◆ **EXERCISE**:
Filter the entries and keep only the lines where the string "Labour" appears.

***** RECORDS FOR THE TASK *****

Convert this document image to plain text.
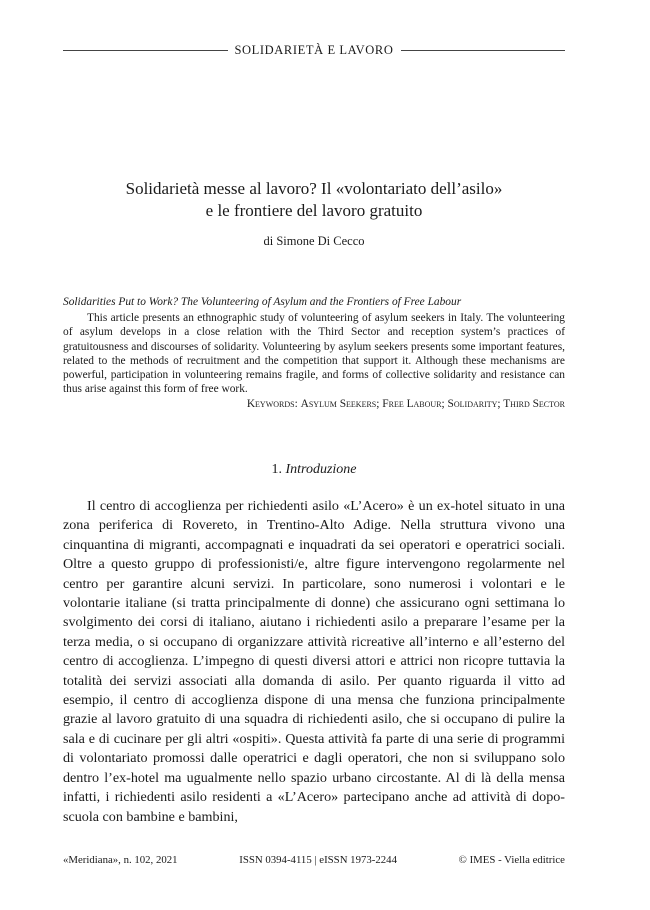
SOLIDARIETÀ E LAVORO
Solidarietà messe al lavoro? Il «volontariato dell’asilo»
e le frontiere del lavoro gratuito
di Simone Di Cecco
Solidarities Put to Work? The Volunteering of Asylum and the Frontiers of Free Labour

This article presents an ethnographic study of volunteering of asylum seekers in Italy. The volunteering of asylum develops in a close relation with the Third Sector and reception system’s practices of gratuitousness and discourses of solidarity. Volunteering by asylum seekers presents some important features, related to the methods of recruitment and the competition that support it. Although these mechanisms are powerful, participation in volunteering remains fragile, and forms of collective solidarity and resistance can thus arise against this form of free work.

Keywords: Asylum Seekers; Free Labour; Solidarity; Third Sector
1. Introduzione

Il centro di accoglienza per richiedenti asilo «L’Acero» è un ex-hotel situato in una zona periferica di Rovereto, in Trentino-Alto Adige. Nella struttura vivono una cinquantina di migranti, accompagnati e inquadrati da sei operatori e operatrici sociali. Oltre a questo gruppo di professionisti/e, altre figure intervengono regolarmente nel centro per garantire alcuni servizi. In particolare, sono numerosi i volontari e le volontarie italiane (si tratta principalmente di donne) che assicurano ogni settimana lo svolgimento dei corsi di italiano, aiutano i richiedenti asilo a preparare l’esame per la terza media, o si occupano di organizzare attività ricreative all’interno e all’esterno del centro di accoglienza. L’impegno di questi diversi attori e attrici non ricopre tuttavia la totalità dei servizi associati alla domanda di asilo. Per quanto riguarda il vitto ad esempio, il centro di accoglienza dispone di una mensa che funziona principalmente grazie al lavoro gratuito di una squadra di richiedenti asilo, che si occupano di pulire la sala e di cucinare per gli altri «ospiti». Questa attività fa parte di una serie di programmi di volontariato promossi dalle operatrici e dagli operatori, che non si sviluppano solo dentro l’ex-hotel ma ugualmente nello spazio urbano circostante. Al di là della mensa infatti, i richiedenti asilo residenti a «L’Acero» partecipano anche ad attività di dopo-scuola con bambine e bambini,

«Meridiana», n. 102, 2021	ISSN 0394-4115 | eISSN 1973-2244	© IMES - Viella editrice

*****

◆ **SOLVED PROBLEM**:
Solidarities Put to Work? The Volunteering of Asylum and the Frontiers of Free Labour
Keywords: Asylum Seekers; Free Labour; Solidarity; Third Sector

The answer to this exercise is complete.